Requirements. Each line below either holds the string "штатных" or doesn't. Count those that do and give only the number.

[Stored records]
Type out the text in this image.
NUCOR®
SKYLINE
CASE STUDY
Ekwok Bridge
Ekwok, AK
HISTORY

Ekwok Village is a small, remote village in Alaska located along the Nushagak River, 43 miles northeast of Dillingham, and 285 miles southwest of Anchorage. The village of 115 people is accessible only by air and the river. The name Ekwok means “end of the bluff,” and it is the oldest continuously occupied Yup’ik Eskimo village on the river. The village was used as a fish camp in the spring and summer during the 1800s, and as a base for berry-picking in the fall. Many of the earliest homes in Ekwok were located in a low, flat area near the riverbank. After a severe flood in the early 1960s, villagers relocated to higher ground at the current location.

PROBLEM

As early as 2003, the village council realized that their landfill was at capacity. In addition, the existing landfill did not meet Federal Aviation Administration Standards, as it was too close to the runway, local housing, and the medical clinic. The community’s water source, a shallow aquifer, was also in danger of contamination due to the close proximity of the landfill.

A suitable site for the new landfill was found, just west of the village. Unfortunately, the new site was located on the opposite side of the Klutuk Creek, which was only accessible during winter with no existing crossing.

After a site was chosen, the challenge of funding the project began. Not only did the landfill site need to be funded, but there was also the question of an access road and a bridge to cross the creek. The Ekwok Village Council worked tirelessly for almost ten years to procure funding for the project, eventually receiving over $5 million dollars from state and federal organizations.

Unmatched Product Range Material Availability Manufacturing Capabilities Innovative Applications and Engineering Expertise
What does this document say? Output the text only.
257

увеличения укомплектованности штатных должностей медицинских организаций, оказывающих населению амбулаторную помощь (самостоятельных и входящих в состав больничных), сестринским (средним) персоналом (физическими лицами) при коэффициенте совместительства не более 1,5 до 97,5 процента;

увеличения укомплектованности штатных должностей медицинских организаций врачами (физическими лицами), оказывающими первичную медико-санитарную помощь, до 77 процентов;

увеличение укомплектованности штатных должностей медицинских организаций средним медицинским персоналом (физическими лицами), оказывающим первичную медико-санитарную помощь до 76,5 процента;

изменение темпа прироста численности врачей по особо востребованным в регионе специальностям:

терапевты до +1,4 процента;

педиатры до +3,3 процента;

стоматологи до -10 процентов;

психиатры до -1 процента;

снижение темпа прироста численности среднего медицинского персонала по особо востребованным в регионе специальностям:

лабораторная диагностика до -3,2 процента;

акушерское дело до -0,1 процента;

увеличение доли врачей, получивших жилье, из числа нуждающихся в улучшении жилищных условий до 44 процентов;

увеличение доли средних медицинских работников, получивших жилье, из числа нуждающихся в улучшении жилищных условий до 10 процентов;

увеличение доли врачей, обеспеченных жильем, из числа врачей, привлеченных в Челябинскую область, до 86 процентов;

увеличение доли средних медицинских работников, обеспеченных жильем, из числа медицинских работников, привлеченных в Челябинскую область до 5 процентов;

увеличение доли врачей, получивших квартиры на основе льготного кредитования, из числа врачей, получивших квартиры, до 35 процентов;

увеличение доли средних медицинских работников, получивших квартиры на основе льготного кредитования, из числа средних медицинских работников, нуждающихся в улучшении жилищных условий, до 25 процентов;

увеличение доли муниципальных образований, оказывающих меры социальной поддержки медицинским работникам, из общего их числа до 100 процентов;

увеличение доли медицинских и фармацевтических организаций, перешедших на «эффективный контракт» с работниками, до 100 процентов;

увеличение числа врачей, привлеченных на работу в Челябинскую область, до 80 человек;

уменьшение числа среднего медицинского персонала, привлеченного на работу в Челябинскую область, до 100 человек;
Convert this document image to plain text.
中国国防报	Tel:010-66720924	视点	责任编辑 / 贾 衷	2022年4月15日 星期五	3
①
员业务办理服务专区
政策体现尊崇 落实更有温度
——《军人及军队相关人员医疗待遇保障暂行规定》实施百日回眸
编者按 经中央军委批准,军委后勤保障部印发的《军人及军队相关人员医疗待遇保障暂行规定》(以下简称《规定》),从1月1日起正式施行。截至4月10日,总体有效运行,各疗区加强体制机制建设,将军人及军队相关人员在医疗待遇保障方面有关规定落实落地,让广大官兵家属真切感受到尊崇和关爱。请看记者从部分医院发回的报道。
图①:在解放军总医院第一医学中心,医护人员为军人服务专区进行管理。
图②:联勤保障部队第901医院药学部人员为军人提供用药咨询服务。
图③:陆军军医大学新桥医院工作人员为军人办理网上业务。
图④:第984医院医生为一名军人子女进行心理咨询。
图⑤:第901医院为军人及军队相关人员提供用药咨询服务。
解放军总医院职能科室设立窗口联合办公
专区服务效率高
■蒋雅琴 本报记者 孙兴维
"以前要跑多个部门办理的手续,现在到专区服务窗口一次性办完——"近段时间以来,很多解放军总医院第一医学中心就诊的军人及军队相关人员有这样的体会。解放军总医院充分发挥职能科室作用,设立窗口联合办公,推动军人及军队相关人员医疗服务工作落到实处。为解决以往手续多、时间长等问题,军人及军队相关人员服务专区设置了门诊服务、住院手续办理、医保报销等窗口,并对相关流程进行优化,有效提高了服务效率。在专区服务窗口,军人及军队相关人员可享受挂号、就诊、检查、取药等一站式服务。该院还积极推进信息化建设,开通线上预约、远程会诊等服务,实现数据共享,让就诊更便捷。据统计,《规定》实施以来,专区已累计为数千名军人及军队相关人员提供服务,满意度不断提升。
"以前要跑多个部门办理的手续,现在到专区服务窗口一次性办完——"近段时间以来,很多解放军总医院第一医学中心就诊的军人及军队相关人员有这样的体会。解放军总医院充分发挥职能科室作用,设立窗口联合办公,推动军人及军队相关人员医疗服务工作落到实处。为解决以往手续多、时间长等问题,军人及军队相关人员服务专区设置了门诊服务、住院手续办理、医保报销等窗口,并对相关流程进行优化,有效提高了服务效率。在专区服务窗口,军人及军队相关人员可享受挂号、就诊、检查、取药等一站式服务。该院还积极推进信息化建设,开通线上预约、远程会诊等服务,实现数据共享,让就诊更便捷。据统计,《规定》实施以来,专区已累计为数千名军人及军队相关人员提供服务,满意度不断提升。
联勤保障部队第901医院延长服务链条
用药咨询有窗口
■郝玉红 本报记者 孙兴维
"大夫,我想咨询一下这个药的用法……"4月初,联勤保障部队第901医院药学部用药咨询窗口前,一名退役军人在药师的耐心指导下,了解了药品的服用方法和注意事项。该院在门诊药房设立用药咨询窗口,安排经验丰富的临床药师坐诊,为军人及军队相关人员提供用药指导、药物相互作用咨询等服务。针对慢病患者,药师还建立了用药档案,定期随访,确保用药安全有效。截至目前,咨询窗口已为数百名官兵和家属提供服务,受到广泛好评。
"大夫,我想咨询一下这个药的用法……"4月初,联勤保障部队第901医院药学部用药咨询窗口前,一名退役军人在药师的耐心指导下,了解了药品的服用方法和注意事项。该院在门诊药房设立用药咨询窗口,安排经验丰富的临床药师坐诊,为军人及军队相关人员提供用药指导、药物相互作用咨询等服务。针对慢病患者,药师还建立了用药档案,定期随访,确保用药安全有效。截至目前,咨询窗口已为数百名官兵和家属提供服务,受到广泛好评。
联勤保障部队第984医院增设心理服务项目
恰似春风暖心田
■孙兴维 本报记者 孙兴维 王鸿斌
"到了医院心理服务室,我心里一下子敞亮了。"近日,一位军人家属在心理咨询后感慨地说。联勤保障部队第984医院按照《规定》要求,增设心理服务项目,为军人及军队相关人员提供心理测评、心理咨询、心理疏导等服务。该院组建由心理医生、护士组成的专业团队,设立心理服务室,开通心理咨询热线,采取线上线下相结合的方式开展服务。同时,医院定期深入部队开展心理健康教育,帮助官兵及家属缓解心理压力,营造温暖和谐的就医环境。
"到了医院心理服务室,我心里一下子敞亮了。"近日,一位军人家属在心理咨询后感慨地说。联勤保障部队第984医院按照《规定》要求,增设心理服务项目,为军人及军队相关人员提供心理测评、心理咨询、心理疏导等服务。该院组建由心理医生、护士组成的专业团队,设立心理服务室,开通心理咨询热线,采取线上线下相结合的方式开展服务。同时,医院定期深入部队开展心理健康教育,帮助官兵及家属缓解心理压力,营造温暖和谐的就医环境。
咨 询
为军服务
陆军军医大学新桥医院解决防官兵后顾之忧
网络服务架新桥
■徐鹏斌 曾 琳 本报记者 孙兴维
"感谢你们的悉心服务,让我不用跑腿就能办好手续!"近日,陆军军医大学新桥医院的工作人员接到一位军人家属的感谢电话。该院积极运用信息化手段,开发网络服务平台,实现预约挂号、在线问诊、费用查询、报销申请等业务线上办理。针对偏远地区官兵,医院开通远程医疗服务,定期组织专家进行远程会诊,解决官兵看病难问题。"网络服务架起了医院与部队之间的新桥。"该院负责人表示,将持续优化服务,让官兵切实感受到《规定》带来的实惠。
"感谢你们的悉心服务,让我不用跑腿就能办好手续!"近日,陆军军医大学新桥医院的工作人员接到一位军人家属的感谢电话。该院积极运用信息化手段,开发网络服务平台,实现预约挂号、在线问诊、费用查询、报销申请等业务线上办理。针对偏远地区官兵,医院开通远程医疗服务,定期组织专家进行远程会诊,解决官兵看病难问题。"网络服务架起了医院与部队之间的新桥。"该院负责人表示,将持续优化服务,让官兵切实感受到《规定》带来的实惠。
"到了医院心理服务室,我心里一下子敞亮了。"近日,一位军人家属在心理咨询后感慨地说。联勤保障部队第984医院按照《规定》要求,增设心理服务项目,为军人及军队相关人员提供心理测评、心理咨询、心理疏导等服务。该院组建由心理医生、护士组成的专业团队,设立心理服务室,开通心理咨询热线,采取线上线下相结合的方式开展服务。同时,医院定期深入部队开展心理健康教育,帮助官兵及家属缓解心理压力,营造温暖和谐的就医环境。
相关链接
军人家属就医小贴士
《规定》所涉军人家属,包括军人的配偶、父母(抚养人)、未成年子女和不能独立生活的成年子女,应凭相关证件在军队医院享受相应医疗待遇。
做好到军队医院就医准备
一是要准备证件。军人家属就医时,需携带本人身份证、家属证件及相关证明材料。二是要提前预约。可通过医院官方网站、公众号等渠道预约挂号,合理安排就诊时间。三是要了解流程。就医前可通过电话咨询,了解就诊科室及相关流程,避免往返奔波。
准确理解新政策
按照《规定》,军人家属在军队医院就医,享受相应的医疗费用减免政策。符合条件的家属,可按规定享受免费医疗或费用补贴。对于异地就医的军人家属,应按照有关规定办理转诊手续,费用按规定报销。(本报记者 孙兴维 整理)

Result. 3